What you have to do »
Work through the data line by line, gathering every line that has the word "Signature".

Data for the task »
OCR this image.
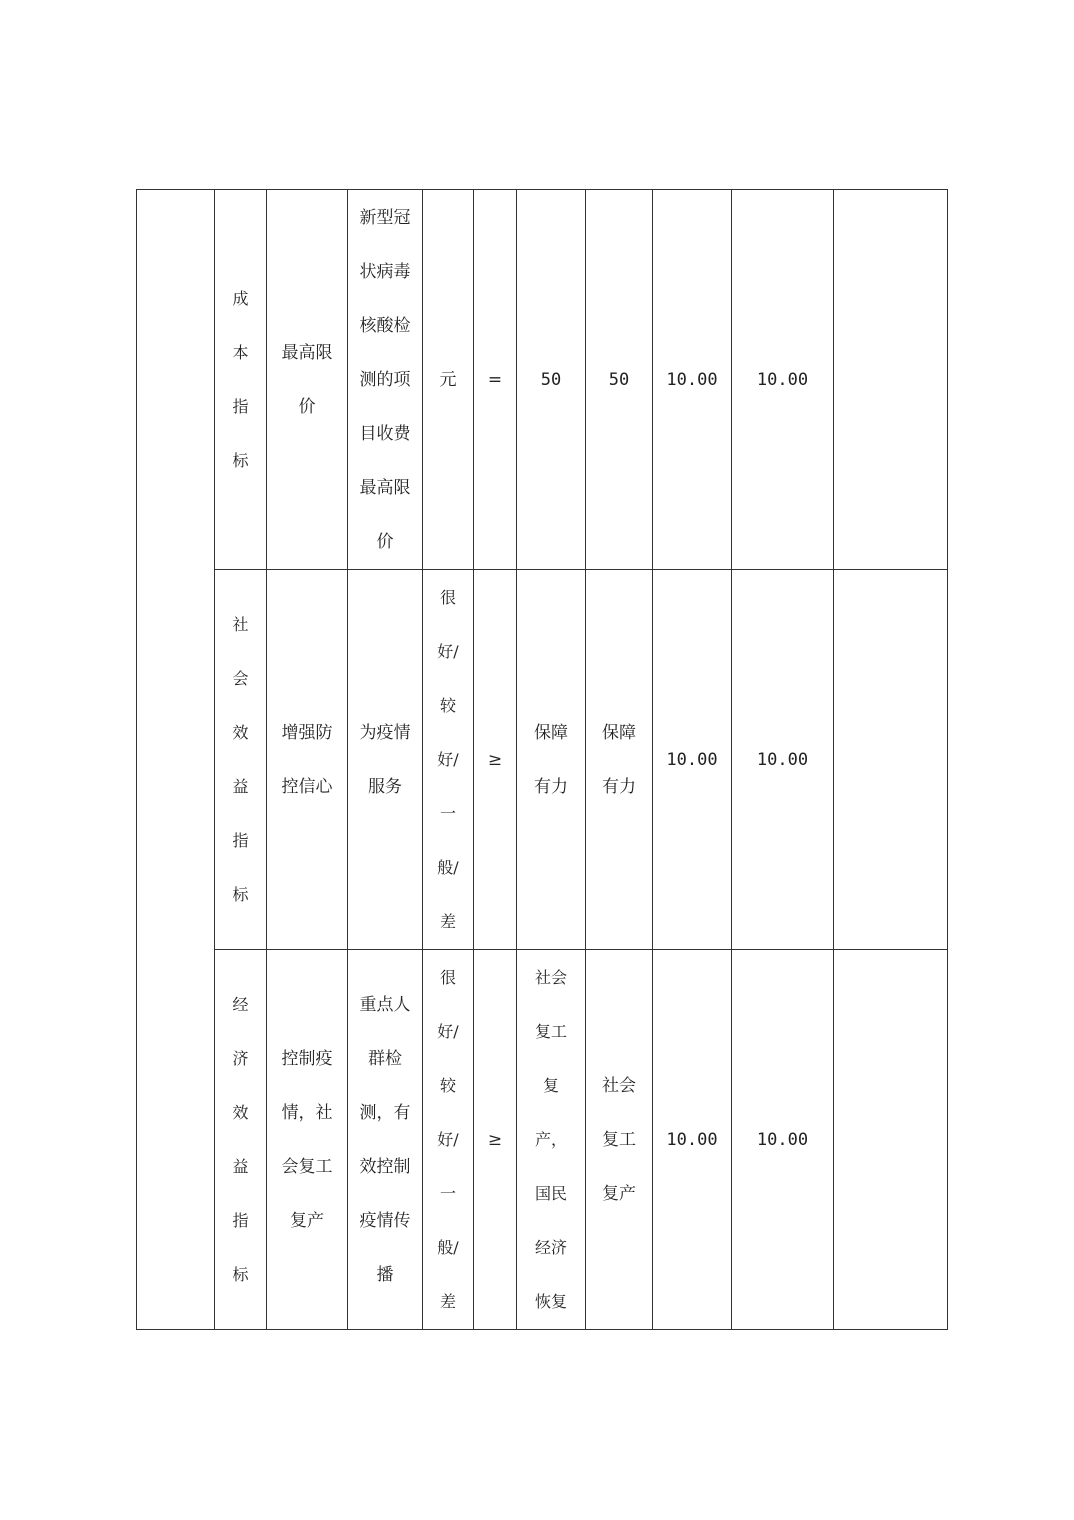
	成本指标	最高限价	新型冠状病毒核酸检测的项目收费最高限价	元	=	50	50	10.00	10.00	
	社会效益指标	增强防控信心	为疫情服务	很好/较好/一般/差	≥	保障有力	保障有力	10.00	10.00	
	经济效益指标	控制疫情，社会复工复产	重点人群检测，有效控制疫情传播	很好/较好/一般/差	≥	社会复工复产，国民经济恢复	社会复工复产	10.00	10.00	
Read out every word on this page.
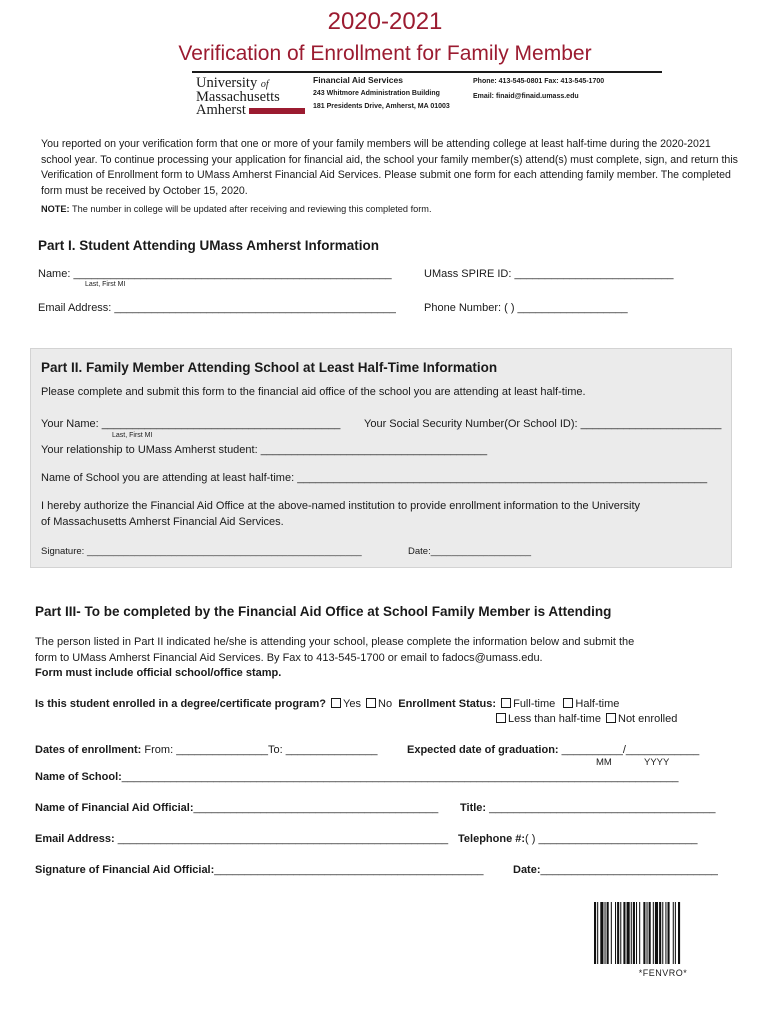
2020-2021
Verification of Enrollment for Family Member
University of
Massachusetts
Amherst
Financial Aid Services
243 Whitmore Administration Building
181 Presidents Drive, Amherst, MA 01003
Phone: 413-545-0801 Fax: 413-545-1700
Email: finaid@finaid.umass.edu
You reported on your verification form that one or more of your family members will be attending college at least half-time during the 2020-2021 school year. To continue processing your application for financial aid, the school your family member(s) attend(s) must complete, sign, and return this Verification of Enrollment form to UMass Amherst Financial Aid Services. Please submit one form for each attending family member. The completed form must be received by October 15, 2020.
NOTE: The number in college will be updated after receiving and reviewing this completed form.
Part I. Student Attending UMass Amherst Information
Name: ____________________________________________________
Last, First MI
UMass SPIRE ID: __________________________
Email Address: ______________________________________________	Phone Number: ( ) __________________
Part II. Family Member Attending School at Least Half-Time Information
Please complete and submit this form to the financial aid office of the school you are attending at least half-time.
Your Name: _______________________________________
Last, First MI
Your Social Security Number(Or School ID): _______________________
Your relationship to UMass Amherst student: _____________________________________
Name of School you are attending at least half-time: ___________________________________________________________________
I hereby authorize the Financial Aid Office at the above-named institution to provide enrollment information to the University
of Massachusetts Amherst Financial Aid Services.
Signature: ____________________________________________________	Date:___________________
Part III- To be completed by the Financial Aid Office at School Family Member is Attending
The person listed in Part II indicated he/she is attending your school, please complete the information below and submit the
form to UMass Amherst Financial Aid Services. By Fax to 413-545-1700 or email to fadocs@umass.edu.
Form must include official school/office stamp.
Is this student enrolled in a degree/certificate program? Yes No Enrollment Status: Full-time Half-time
Less than half-time Not enrolled
Dates of enrollment: From: _______________To: _______________	Expected date of graduation: __________/____________
MM	YYYY
Name of School:___________________________________________________________________________________________
Name of Financial Aid Official:________________________________________ Title: _____________________________________
Email Address: ______________________________________________________ Telephone #:( ) __________________________
Signature of Financial Aid Official:____________________________________________	Date:_____________________________
*FENVRO*
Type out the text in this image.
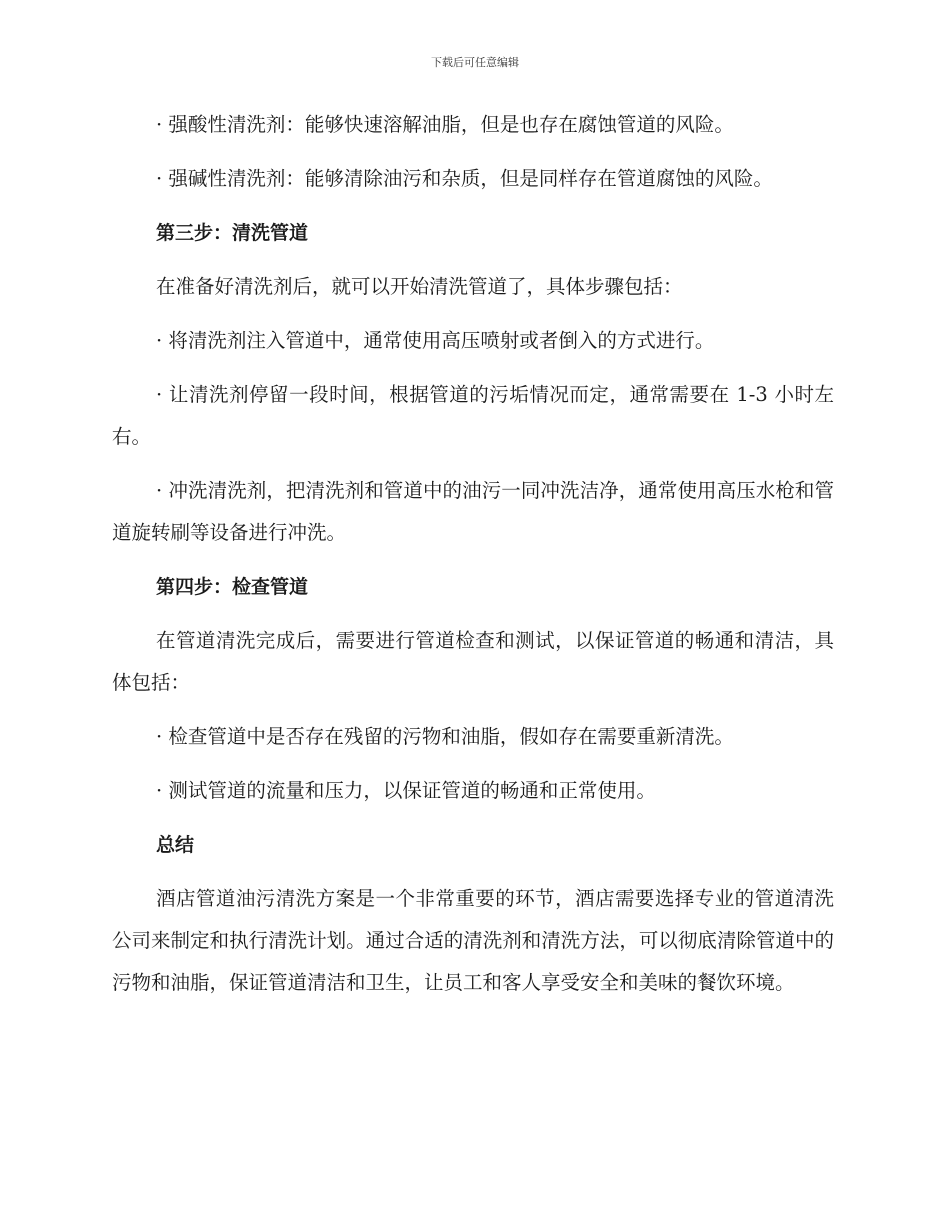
下载后可任意编辑

· 强酸性清洗剂：能够快速溶解油脂，但是也存在腐蚀管道的风险。

· 强碱性清洗剂：能够清除油污和杂质，但是同样存在管道腐蚀的风险。

第三步：清洗管道

在准备好清洗剂后，就可以开始清洗管道了，具体步骤包括：

· 将清洗剂注入管道中，通常使用高压喷射或者倒入的方式进行。

· 让清洗剂停留一段时间，根据管道的污垢情况而定，通常需要在 1-3 小时左右。

· 冲洗清洗剂，把清洗剂和管道中的油污一同冲洗洁净，通常使用高压水枪和管道旋转刷等设备进行冲洗。

第四步：检查管道

在管道清洗完成后，需要进行管道检查和测试，以保证管道的畅通和清洁，具体包括：

· 检查管道中是否存在残留的污物和油脂，假如存在需要重新清洗。

· 测试管道的流量和压力，以保证管道的畅通和正常使用。

总结

酒店管道油污清洗方案是一个非常重要的环节，酒店需要选择专业的管道清洗公司来制定和执行清洗计划。通过合适的清洗剂和清洗方法，可以彻底清除管道中的污物和油脂，保证管道清洁和卫生，让员工和客人享受安全和美味的餐饮环境。
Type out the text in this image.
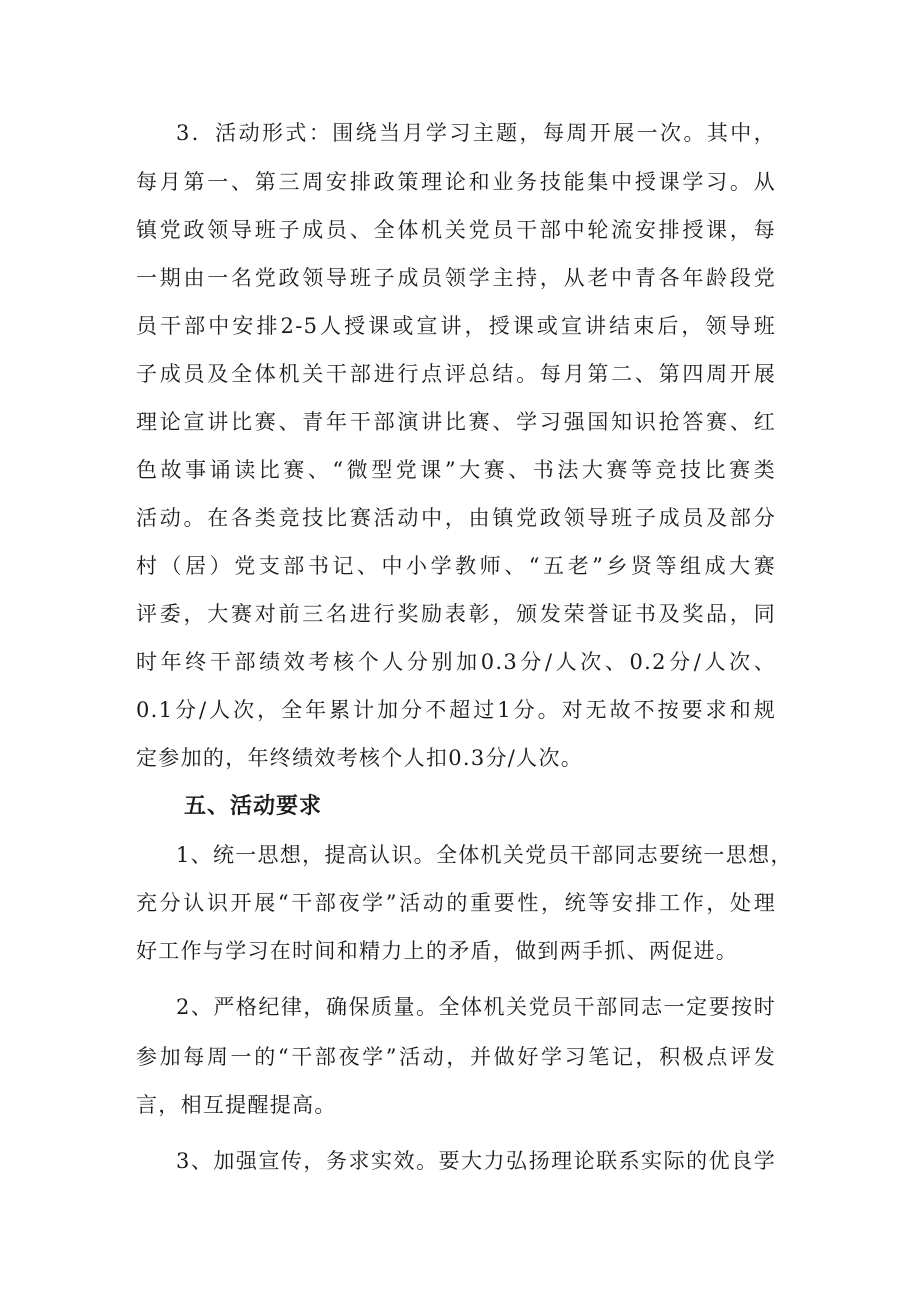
3．活动形式：围绕当月学习主题，每周开展一次。其中，
每月第一、第三周安排政策理论和业务技能集中授课学习。从
镇党政领导班子成员、全体机关党员干部中轮流安排授课，每
一期由一名党政领导班子成员领学主持，从老中青各年龄段党
员干部中安排2-5人授课或宣讲，授课或宣讲结束后，领导班
子成员及全体机关干部进行点评总结。每月第二、第四周开展
理论宣讲比赛、青年干部演讲比赛、学习强国知识抢答赛、红
色故事诵读比赛、“微型党课”大赛、书法大赛等竞技比赛类
活动。在各类竞技比赛活动中，由镇党政领导班子成员及部分
村（居）党支部书记、中小学教师、“五老”乡贤等组成大赛
评委，大赛对前三名进行奖励表彰，颁发荣誉证书及奖品，同
时年终干部绩效考核个人分别加0.3分/人次、0.2分/人次、
0.1分/人次，全年累计加分不超过1分。对无故不按要求和规
定参加的，年终绩效考核个人扣0.3分/人次。
五、活动要求
1、统一思想，提高认识。全体机关党员干部同志要统一思想，
充分认识开展“干部夜学”活动的重要性，统等安排工作，处理
好工作与学习在时间和精力上的矛盾，做到两手抓、两促进。
2、严格纪律，确保质量。全体机关党员干部同志一定要按时
参加每周一的“干部夜学”活动，并做好学习笔记，积极点评发
言，相互提醒提高。
3、加强宣传，务求实效。要大力弘扬理论联系实际的优良学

Solution for this task »
Signature: ____________________________________________________	Date:___________________
Signature of Financial Aid Official:____________________________________________	Date:_____________________________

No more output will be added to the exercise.